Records
-----

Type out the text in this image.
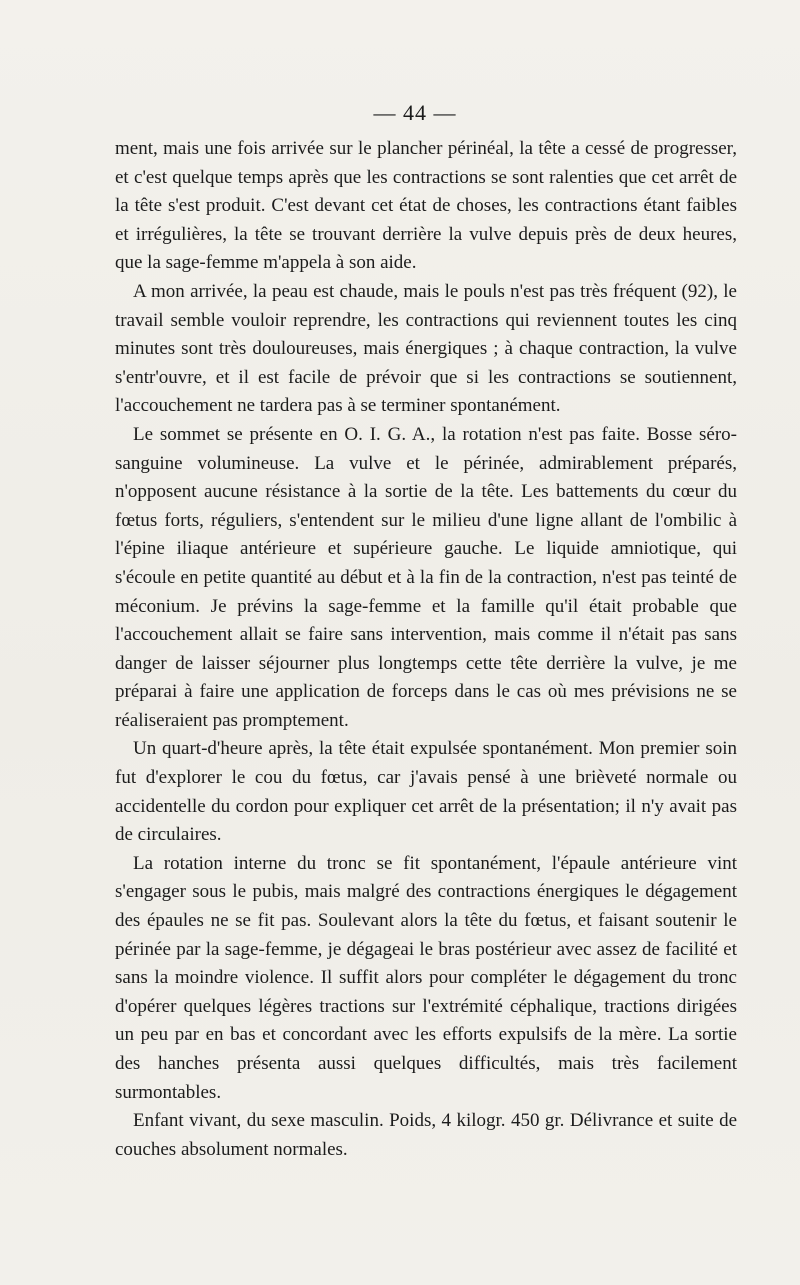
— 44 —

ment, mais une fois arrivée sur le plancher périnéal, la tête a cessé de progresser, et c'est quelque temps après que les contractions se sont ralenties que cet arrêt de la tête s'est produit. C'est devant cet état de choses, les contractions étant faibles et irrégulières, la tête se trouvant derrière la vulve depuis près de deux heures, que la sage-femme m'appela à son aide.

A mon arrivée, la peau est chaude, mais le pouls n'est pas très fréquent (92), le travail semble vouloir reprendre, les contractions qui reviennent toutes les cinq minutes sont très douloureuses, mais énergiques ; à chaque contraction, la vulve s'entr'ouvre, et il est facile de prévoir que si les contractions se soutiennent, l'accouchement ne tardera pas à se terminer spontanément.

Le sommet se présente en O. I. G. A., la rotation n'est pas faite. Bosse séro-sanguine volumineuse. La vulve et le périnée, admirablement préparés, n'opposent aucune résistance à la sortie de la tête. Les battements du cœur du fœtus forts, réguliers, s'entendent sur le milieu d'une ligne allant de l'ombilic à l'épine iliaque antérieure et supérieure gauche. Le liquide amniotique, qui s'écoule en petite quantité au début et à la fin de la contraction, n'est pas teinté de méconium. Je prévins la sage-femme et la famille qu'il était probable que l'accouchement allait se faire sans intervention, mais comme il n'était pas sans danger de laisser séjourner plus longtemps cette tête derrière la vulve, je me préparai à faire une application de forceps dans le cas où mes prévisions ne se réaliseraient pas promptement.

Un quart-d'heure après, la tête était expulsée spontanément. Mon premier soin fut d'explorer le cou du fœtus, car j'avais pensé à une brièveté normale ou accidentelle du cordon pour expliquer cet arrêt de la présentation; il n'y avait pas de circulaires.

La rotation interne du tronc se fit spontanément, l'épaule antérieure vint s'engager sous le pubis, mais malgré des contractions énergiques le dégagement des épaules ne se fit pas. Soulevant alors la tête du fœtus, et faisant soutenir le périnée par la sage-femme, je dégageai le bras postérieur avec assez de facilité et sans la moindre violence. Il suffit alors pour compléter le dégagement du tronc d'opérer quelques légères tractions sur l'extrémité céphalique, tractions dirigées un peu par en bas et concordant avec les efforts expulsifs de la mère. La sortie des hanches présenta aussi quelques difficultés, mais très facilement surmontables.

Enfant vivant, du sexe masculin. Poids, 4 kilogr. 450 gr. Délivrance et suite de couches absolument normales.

-----

→ **Exercise**: Gather each line that holds "arrêt".

→ **Answer to this problem**:
ment, mais une fois arrivée sur le plancher périnéal, la tête a cessé de progresser, et c'est quelque temps après que les contractions se sont ralenties que cet arrêt de la tête s'est produit. C'est devant cet état de choses, les contractions étant faibles et irrégulières, la tête se trouvant derrière la vulve depuis près de deux heures, que la sage-femme m'appela à son aide.
Un quart-d'heure après, la tête était expulsée spontanément. Mon premier soin fut d'explorer le cou du fœtus, car j'avais pensé à une brièveté normale ou accidentelle du cordon pour expliquer cet arrêt de la présentation; il n'y avait pas de circulaires.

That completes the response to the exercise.